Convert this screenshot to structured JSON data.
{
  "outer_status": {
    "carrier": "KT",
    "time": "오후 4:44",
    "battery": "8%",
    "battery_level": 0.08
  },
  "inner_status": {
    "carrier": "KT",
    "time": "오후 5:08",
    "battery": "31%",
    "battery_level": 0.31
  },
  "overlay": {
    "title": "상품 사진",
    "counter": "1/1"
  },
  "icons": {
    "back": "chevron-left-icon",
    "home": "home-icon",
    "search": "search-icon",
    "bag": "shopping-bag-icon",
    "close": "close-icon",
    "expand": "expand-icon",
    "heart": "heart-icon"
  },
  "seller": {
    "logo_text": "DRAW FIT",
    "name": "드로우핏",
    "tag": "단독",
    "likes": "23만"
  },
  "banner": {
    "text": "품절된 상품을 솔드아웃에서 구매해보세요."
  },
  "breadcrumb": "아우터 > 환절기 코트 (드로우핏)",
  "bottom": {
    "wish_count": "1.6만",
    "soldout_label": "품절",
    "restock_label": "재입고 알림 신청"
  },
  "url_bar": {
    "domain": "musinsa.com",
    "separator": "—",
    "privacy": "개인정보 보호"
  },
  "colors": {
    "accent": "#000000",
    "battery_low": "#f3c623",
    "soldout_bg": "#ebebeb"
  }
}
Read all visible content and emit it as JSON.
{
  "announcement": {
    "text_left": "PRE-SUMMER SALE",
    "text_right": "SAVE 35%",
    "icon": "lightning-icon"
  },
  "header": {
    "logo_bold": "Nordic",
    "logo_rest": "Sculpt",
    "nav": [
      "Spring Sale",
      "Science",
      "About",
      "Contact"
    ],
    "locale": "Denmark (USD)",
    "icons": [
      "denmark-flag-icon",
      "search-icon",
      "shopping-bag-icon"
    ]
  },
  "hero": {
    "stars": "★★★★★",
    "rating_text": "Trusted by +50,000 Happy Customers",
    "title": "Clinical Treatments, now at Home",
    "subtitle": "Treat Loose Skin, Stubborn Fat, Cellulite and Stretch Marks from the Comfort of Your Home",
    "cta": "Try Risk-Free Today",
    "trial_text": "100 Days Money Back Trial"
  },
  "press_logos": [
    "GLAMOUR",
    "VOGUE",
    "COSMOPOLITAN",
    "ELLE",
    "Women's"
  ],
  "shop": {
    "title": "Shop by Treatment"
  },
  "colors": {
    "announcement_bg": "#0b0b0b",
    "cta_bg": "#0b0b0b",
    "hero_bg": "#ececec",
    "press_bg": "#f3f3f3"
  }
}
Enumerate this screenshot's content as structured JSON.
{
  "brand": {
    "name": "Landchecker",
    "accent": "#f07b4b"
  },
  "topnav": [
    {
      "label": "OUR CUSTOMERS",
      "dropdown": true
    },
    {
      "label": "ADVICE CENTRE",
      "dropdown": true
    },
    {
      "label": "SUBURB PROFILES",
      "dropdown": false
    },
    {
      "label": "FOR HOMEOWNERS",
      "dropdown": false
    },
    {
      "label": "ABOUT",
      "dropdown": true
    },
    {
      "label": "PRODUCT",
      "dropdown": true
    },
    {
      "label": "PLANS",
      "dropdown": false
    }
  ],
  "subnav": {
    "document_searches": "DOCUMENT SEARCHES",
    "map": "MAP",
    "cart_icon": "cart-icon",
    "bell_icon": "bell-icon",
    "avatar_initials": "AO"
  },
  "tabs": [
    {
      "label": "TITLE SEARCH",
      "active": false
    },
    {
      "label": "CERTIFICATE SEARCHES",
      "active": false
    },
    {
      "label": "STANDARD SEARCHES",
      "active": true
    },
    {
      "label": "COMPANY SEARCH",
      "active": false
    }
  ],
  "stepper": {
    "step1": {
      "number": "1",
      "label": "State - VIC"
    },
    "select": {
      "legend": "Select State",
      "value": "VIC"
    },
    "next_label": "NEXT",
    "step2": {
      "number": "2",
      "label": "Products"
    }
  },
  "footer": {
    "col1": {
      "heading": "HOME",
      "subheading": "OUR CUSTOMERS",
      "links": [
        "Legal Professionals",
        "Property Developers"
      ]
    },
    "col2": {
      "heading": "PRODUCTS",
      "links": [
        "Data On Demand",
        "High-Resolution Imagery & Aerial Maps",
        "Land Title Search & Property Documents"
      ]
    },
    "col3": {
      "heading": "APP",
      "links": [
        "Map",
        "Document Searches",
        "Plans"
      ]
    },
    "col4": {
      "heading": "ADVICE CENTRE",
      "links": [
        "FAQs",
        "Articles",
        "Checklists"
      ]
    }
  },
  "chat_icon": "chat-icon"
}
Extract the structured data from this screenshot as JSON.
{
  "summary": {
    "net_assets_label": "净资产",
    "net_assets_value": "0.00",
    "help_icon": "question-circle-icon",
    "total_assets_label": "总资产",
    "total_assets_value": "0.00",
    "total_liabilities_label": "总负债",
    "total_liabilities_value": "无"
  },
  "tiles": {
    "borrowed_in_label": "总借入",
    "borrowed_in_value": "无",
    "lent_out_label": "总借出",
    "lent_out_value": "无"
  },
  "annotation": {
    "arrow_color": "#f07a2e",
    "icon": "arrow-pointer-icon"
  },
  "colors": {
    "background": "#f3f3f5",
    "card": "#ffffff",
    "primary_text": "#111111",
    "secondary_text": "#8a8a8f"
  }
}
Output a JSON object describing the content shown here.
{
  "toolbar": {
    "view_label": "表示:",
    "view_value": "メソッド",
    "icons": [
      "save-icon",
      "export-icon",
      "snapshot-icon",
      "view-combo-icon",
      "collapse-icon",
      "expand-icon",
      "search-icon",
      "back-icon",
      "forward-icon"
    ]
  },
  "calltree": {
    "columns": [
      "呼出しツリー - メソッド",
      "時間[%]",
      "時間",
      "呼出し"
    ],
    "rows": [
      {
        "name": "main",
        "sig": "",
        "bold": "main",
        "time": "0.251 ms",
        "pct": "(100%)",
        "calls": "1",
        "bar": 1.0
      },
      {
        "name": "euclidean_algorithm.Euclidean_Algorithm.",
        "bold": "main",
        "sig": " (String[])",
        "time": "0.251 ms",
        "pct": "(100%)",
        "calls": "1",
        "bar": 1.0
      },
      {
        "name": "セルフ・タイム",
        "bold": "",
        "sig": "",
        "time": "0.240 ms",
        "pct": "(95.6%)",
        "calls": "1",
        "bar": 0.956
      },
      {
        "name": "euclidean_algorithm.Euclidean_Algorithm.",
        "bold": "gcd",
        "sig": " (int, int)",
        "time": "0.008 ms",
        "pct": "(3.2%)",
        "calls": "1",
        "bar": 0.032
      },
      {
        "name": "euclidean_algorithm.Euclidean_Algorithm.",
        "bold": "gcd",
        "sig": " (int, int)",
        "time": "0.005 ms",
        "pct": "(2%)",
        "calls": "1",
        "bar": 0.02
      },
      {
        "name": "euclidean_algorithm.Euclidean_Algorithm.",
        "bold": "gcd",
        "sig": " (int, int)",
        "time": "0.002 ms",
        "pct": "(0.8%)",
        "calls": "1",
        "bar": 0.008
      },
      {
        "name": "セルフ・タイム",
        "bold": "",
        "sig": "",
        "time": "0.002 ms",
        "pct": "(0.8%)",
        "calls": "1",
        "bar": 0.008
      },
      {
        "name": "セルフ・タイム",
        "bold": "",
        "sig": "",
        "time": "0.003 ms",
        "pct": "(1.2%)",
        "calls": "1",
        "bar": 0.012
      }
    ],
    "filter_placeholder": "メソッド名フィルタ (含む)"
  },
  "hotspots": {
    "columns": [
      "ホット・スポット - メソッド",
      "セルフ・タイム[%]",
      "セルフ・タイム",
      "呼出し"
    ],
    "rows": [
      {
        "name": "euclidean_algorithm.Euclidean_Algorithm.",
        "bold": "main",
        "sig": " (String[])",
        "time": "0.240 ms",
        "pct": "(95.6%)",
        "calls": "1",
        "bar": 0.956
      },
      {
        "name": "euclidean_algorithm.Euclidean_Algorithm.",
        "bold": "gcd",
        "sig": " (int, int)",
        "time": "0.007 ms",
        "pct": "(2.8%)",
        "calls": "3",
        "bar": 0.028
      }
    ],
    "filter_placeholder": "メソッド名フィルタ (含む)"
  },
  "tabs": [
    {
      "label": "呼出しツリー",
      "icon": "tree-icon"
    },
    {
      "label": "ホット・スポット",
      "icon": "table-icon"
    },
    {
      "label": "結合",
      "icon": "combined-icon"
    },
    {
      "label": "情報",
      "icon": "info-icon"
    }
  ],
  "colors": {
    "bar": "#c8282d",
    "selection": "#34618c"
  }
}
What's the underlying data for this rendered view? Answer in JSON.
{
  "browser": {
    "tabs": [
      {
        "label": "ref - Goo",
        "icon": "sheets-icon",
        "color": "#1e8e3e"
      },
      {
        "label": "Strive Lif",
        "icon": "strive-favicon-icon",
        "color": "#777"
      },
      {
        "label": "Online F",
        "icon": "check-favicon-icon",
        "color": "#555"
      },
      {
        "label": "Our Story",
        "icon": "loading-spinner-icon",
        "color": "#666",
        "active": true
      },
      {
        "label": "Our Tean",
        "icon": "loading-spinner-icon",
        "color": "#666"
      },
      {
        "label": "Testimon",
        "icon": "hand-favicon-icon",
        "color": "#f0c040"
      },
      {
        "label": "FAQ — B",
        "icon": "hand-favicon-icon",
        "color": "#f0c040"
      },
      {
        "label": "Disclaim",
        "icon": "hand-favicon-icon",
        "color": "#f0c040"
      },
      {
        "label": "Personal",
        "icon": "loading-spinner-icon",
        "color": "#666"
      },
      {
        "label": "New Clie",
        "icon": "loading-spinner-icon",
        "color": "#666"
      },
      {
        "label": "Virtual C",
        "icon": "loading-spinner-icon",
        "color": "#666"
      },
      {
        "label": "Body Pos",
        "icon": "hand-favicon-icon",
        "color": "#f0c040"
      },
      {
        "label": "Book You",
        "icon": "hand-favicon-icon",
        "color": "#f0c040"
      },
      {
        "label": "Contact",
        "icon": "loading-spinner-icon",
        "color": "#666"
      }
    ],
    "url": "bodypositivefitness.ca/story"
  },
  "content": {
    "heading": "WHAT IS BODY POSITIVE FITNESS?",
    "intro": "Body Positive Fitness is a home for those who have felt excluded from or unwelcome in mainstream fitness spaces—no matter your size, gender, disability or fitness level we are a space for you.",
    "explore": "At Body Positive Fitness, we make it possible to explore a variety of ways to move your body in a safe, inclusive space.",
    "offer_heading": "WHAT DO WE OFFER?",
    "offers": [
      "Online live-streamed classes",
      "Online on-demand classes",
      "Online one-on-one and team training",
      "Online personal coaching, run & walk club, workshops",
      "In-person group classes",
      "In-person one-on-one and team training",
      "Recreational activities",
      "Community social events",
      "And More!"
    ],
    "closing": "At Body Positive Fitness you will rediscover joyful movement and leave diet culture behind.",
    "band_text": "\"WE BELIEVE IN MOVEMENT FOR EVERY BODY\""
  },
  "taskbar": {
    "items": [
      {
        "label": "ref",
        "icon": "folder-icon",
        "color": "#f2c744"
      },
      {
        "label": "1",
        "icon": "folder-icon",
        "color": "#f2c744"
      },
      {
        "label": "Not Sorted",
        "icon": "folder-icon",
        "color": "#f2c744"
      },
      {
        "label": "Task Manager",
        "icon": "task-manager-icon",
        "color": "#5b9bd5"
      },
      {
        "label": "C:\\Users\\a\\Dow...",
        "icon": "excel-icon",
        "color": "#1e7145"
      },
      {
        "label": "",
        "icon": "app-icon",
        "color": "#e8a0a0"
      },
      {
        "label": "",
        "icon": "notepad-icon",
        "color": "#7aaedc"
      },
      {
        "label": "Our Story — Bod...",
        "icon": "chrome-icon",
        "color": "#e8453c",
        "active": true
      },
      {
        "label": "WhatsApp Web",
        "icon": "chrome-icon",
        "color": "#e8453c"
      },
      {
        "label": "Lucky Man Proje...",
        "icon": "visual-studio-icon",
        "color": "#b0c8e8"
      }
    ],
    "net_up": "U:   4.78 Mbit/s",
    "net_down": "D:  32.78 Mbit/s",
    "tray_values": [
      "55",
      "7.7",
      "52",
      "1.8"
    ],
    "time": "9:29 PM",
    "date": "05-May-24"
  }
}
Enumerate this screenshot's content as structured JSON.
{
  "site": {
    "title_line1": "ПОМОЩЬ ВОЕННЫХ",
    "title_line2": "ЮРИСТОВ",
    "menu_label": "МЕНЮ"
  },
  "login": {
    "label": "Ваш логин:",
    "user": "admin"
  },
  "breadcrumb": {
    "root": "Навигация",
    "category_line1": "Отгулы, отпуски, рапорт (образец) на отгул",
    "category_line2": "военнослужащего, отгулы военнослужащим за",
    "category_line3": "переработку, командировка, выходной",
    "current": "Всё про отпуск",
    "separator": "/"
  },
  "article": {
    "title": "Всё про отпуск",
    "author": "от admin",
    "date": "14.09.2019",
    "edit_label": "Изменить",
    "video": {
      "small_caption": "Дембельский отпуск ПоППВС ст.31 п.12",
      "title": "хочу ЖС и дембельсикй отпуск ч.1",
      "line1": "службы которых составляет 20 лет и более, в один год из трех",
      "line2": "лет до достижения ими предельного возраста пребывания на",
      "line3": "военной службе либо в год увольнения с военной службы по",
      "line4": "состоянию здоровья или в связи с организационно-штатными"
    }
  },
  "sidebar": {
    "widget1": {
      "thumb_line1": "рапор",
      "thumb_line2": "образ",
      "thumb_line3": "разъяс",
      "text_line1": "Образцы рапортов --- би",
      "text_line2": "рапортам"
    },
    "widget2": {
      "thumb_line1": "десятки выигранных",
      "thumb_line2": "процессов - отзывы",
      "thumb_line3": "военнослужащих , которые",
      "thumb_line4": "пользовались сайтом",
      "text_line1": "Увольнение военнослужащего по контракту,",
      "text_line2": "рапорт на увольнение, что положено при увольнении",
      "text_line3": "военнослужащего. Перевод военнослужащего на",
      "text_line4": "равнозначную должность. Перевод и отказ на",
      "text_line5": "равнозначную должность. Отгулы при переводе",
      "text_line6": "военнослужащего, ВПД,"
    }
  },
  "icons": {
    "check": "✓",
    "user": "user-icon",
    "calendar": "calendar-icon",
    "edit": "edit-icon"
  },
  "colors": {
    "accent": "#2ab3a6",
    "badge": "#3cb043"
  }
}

Exercise details: Reproduce each line of the entries in which the word "accent" is found.

Task answer:
    "accent": "#000000",
    "accent": "#f07b4b"
    "accent": "#2ab3a6",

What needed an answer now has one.